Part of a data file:
%%
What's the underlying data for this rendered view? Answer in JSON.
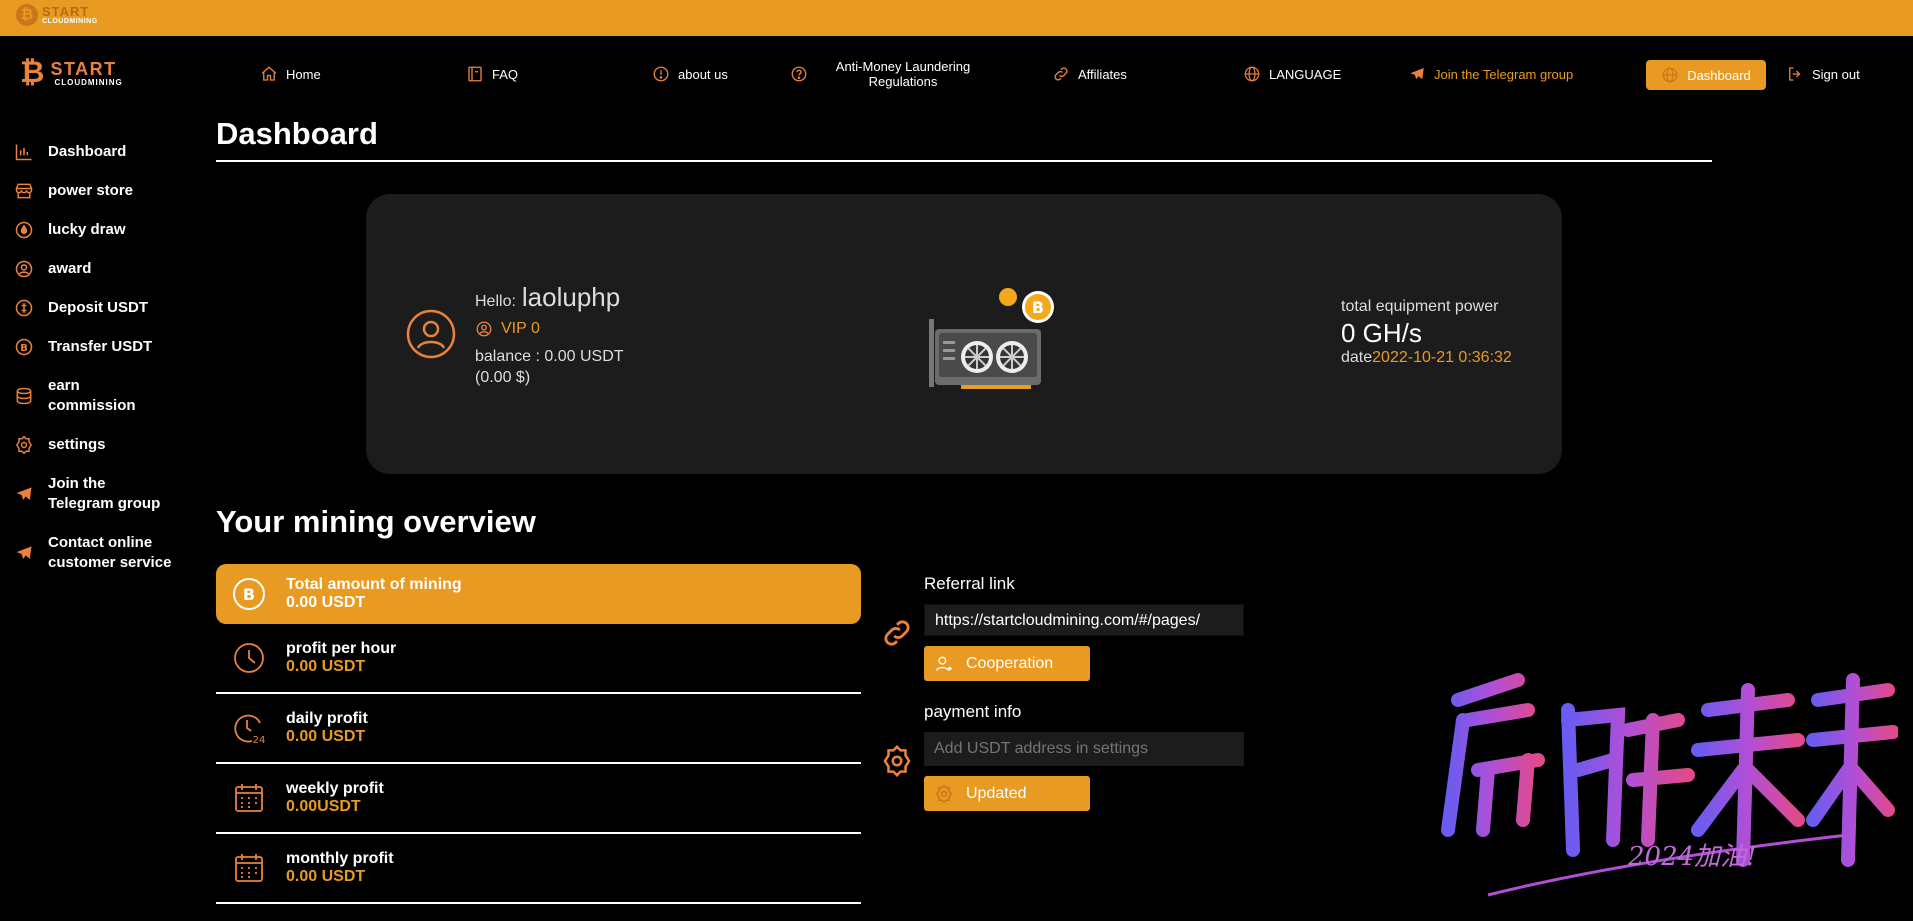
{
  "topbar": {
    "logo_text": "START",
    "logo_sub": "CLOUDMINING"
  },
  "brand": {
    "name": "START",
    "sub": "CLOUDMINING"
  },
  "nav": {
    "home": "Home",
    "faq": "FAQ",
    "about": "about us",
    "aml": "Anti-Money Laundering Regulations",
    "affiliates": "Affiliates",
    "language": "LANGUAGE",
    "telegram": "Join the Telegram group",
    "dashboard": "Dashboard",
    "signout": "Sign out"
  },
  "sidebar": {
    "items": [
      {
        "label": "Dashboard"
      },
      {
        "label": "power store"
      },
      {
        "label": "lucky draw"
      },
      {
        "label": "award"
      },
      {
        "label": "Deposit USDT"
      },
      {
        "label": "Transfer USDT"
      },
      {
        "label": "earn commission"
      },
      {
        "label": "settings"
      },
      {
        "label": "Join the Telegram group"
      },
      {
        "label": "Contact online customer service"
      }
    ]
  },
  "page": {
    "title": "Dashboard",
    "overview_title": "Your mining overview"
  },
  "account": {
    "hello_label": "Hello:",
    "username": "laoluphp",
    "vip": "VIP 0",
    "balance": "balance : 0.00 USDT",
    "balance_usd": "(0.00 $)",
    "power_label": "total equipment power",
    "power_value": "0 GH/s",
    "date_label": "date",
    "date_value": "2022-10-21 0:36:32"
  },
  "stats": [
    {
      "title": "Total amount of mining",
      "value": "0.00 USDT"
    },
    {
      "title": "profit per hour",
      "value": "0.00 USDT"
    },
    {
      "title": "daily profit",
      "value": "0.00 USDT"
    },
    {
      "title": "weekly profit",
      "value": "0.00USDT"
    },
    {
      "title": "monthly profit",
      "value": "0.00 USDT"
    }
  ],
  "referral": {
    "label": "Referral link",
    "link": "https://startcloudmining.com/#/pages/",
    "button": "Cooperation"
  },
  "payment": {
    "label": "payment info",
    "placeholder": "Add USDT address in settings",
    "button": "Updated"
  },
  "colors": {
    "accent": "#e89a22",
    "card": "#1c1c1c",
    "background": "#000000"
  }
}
%%
%%
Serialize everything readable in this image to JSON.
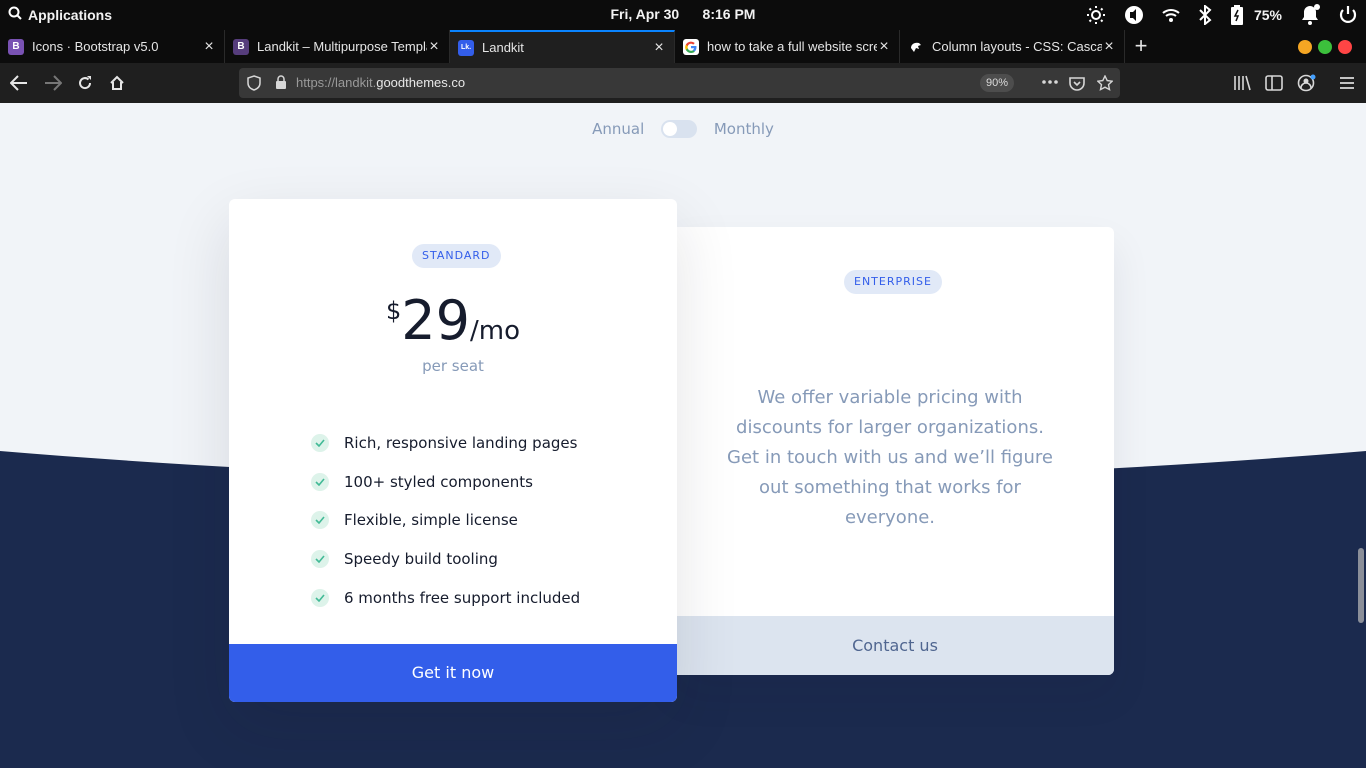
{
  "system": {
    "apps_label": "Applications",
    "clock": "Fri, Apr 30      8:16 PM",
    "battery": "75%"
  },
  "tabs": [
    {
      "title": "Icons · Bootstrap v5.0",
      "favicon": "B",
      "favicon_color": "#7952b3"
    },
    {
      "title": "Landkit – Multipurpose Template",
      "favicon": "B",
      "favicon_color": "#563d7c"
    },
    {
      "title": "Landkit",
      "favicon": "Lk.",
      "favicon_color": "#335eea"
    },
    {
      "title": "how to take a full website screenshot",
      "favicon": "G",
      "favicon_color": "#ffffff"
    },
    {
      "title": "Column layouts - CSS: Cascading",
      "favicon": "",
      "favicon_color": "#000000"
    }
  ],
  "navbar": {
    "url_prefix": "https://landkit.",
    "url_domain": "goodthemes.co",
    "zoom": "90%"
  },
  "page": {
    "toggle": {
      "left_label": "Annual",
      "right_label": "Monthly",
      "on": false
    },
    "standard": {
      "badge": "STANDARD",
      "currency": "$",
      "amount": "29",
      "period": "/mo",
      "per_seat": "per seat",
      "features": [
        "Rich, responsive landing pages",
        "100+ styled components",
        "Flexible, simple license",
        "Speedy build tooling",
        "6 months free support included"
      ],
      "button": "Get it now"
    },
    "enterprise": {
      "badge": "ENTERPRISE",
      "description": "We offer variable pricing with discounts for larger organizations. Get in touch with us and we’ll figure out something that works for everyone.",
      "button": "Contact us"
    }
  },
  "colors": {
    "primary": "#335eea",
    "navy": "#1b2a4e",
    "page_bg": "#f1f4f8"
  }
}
%%
STATED EXERCISE - From the listing above, copy all lines holding the word "Dashboard".

FINAL ANSWER -
    "dashboard": "Dashboard",
        "label": "Dashboard"
    "title": "Dashboard",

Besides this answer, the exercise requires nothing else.